** Start TASK INPUTS **
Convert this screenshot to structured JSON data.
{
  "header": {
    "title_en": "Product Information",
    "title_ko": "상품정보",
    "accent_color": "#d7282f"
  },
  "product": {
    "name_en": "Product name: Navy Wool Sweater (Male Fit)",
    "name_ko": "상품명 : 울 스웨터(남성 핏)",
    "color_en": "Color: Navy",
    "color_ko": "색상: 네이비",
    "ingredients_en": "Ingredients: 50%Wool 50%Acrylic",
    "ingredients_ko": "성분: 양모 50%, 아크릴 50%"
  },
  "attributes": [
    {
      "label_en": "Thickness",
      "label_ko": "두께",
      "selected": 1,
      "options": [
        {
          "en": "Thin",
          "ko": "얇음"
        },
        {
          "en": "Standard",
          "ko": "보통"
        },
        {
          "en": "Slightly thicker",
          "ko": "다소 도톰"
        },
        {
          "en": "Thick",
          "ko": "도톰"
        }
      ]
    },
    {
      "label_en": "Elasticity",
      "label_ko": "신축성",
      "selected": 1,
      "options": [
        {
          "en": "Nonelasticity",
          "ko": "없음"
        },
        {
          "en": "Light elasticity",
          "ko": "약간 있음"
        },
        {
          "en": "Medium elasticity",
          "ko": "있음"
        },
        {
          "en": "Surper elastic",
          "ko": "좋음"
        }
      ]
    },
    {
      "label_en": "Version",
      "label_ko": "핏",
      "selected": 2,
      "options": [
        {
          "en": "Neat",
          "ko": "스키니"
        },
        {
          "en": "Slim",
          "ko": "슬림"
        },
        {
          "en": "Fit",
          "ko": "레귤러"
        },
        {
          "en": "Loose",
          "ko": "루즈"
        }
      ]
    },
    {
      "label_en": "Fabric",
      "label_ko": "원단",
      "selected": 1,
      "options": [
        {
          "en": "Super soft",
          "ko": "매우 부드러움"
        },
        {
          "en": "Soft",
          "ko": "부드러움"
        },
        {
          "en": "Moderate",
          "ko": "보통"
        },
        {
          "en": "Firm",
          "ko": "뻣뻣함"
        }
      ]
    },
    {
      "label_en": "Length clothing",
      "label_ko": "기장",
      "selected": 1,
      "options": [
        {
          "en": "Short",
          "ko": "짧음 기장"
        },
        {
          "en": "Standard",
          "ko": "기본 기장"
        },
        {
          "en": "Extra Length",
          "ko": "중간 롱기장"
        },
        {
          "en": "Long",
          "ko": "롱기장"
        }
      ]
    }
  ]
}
** End TASK INPUTS **
* INSTRUCTION *
Your task is to quote all of the data word for word.

* COMPLETE ANSWER *
Convert this screenshot to structured JSON data.
{
  "header": {
    "title_en": "Product Information",
    "title_ko": "상품정보",
    "accent_color": "#d7282f"
  },
  "product": {
    "name_en": "Product name: Navy Wool Sweater (Male Fit)",
    "name_ko": "상품명 : 울 스웨터(남성 핏)",
    "color_en": "Color: Navy",
    "color_ko": "색상: 네이비",
    "ingredients_en": "Ingredients: 50%Wool 50%Acrylic",
    "ingredients_ko": "성분: 양모 50%, 아크릴 50%"
  },
  "attributes": [
    {
      "label_en": "Thickness",
      "label_ko": "두께",
      "selected": 1,
      "options": [
        {
          "en": "Thin",
          "ko": "얇음"
        },
        {
          "en": "Standard",
          "ko": "보통"
        },
        {
          "en": "Slightly thicker",
          "ko": "다소 도톰"
        },
        {
          "en": "Thick",
          "ko": "도톰"
        }
      ]
    },
    {
      "label_en": "Elasticity",
      "label_ko": "신축성",
      "selected": 1,
      "options": [
        {
          "en": "Nonelasticity",
          "ko": "없음"
        },
        {
          "en": "Light elasticity",
          "ko": "약간 있음"
        },
        {
          "en": "Medium elasticity",
          "ko": "있음"
        },
        {
          "en": "Surper elastic",
          "ko": "좋음"
        }
      ]
    },
    {
      "label_en": "Version",
      "label_ko": "핏",
      "selected": 2,
      "options": [
        {
          "en": "Neat",
          "ko": "스키니"
        },
        {
          "en": "Slim",
          "ko": "슬림"
        },
        {
          "en": "Fit",
          "ko": "레귤러"
        },
        {
          "en": "Loose",
          "ko": "루즈"
        }
      ]
    },
    {
      "label_en": "Fabric",
      "label_ko": "원단",
      "selected": 1,
      "options": [
        {
          "en": "Super soft",
          "ko": "매우 부드러움"
        },
        {
          "en": "Soft",
          "ko": "부드러움"
        },
        {
          "en": "Moderate",
          "ko": "보통"
        },
        {
          "en": "Firm",
          "ko": "뻣뻣함"
        }
      ]
    },
    {
      "label_en": "Length clothing",
      "label_ko": "기장",
      "selected": 1,
      "options": [
        {
          "en": "Short",
          "ko": "짧음 기장"
        },
        {
          "en": "Standard",
          "ko": "기본 기장"
        },
        {
          "en": "Extra Length",
          "ko": "중간 롱기장"
        },
        {
          "en": "Long",
          "ko": "롱기장"
        }
      ]
    }
  ]
}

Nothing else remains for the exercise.